▸ **THE REQUEST**
Transcribe each record below word for word.
-------- INPUT MATERIAL
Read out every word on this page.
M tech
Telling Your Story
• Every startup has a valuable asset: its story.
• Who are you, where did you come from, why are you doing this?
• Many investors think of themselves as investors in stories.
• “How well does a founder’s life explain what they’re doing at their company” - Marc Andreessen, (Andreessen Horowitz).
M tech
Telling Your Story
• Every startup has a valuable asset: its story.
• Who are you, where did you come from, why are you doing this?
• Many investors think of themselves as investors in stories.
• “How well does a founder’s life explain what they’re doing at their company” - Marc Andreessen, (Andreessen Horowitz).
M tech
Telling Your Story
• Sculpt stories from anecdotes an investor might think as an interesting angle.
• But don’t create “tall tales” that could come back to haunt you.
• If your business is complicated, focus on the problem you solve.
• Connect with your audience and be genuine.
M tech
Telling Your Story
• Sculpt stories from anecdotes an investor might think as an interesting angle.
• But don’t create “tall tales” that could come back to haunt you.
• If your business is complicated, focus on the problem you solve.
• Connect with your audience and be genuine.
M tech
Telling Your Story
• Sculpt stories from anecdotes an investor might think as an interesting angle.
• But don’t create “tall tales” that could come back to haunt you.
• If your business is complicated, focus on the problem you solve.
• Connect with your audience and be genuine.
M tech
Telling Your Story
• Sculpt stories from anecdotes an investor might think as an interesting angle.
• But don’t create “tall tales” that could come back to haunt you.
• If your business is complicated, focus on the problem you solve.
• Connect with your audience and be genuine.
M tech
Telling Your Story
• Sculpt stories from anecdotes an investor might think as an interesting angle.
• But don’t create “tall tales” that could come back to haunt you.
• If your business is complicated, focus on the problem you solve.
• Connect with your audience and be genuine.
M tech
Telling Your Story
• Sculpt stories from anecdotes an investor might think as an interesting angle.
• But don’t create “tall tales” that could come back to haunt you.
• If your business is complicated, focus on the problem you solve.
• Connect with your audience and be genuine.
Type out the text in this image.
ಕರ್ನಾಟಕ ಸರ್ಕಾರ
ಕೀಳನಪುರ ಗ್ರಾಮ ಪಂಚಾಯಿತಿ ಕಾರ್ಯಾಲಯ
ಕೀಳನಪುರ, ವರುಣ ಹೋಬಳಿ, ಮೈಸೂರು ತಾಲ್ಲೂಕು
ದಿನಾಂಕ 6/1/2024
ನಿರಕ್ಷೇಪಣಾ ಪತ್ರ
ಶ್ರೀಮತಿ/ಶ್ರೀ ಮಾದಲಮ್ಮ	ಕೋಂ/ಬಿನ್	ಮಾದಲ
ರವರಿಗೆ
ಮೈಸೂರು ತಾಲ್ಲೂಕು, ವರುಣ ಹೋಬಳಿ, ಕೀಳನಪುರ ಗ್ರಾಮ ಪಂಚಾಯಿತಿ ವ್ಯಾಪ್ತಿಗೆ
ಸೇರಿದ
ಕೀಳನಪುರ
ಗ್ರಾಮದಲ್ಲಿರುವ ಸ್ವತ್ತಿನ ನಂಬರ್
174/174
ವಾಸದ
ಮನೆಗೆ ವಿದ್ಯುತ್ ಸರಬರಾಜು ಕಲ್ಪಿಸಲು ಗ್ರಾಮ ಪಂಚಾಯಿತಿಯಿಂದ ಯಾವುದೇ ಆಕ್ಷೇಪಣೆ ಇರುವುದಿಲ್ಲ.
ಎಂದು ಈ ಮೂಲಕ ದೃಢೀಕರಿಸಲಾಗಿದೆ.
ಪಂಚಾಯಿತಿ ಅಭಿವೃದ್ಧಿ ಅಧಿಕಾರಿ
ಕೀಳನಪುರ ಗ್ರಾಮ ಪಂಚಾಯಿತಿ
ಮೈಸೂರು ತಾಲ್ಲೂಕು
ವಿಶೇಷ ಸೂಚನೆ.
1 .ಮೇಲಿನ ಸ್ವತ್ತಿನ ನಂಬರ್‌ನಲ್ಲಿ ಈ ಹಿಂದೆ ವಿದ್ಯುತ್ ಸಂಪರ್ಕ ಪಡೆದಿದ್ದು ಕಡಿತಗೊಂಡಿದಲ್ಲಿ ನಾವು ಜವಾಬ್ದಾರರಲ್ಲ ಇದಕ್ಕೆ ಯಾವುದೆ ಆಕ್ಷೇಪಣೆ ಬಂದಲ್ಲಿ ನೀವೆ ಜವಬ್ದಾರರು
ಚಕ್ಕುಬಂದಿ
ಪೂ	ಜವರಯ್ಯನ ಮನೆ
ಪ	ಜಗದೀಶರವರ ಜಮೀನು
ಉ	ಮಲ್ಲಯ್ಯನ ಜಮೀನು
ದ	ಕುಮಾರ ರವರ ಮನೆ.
----------------
▸ **TASK ANSWER**
Read out every word on this page.
M tech
Telling Your Story
• Every startup has a valuable asset: its story.
• Who are you, where did you come from, why are you doing this?
• Many investors think of themselves as investors in stories.
• “How well does a founder’s life explain what they’re doing at their company” - Marc Andreessen, (Andreessen Horowitz).
M tech
Telling Your Story
• Every startup has a valuable asset: its story.
• Who are you, where did you come from, why are you doing this?
• Many investors think of themselves as investors in stories.
• “How well does a founder’s life explain what they’re doing at their company” - Marc Andreessen, (Andreessen Horowitz).
M tech
Telling Your Story
• Sculpt stories from anecdotes an investor might think as an interesting angle.
• But don’t create “tall tales” that could come back to haunt you.
• If your business is complicated, focus on the problem you solve.
• Connect with your audience and be genuine.
M tech
Telling Your Story
• Sculpt stories from anecdotes an investor might think as an interesting angle.
• But don’t create “tall tales” that could come back to haunt you.
• If your business is complicated, focus on the problem you solve.
• Connect with your audience and be genuine.
M tech
Telling Your Story
• Sculpt stories from anecdotes an investor might think as an interesting angle.
• But don’t create “tall tales” that could come back to haunt you.
• If your business is complicated, focus on the problem you solve.
• Connect with your audience and be genuine.
M tech
Telling Your Story
• Sculpt stories from anecdotes an investor might think as an interesting angle.
• But don’t create “tall tales” that could come back to haunt you.
• If your business is complicated, focus on the problem you solve.
• Connect with your audience and be genuine.
M tech
Telling Your Story
• Sculpt stories from anecdotes an investor might think as an interesting angle.
• But don’t create “tall tales” that could come back to haunt you.
• If your business is complicated, focus on the problem you solve.
• Connect with your audience and be genuine.
M tech
Telling Your Story
• Sculpt stories from anecdotes an investor might think as an interesting angle.
• But don’t create “tall tales” that could come back to haunt you.
• If your business is complicated, focus on the problem you solve.
• Connect with your audience and be genuine.
Type out the text in this image.
ಕರ್ನಾಟಕ ಸರ್ಕಾರ
ಕೀಳನಪುರ ಗ್ರಾಮ ಪಂಚಾಯಿತಿ ಕಾರ್ಯಾಲಯ
ಕೀಳನಪುರ, ವರುಣ ಹೋಬಳಿ, ಮೈಸೂರು ತಾಲ್ಲೂಕು
ದಿನಾಂಕ 6/1/2024
ನಿರಕ್ಷೇಪಣಾ ಪತ್ರ
ಶ್ರೀಮತಿ/ಶ್ರೀ ಮಾದಲಮ್ಮ	ಕೋಂ/ಬಿನ್	ಮಾದಲ
ರವರಿಗೆ
ಮೈಸೂರು ತಾಲ್ಲೂಕು, ವರುಣ ಹೋಬಳಿ, ಕೀಳನಪುರ ಗ್ರಾಮ ಪಂಚಾಯಿತಿ ವ್ಯಾಪ್ತಿಗೆ
ಸೇರಿದ
ಕೀಳನಪುರ
ಗ್ರಾಮದಲ್ಲಿರುವ ಸ್ವತ್ತಿನ ನಂಬರ್
174/174
ವಾಸದ
ಮನೆಗೆ ವಿದ್ಯುತ್ ಸರಬರಾಜು ಕಲ್ಪಿಸಲು ಗ್ರಾಮ ಪಂಚಾಯಿತಿಯಿಂದ ಯಾವುದೇ ಆಕ್ಷೇಪಣೆ ಇರುವುದಿಲ್ಲ.
ಎಂದು ಈ ಮೂಲಕ ದೃಢೀಕರಿಸಲಾಗಿದೆ.
ಪಂಚಾಯಿತಿ ಅಭಿವೃದ್ಧಿ ಅಧಿಕಾರಿ
ಕೀಳನಪುರ ಗ್ರಾಮ ಪಂಚಾಯಿತಿ
ಮೈಸೂರು ತಾಲ್ಲೂಕು
ವಿಶೇಷ ಸೂಚನೆ.
1 .ಮೇಲಿನ ಸ್ವತ್ತಿನ ನಂಬರ್‌ನಲ್ಲಿ ಈ ಹಿಂದೆ ವಿದ್ಯುತ್ ಸಂಪರ್ಕ ಪಡೆದಿದ್ದು ಕಡಿತಗೊಂಡಿದಲ್ಲಿ ನಾವು ಜವಾಬ್ದಾರರಲ್ಲ ಇದಕ್ಕೆ ಯಾವುದೆ ಆಕ್ಷೇಪಣೆ ಬಂದಲ್ಲಿ ನೀವೆ ಜವಬ್ದಾರರು
ಚಕ್ಕುಬಂದಿ
ಪೂ	ಜವರಯ್ಯನ ಮನೆ
ಪ	ಜಗದೀಶರವರ ಜಮೀನು
ಉ	ಮಲ್ಲಯ್ಯನ ಜಮೀನು
ದ	ಕುಮಾರ ರವರ ಮನೆ.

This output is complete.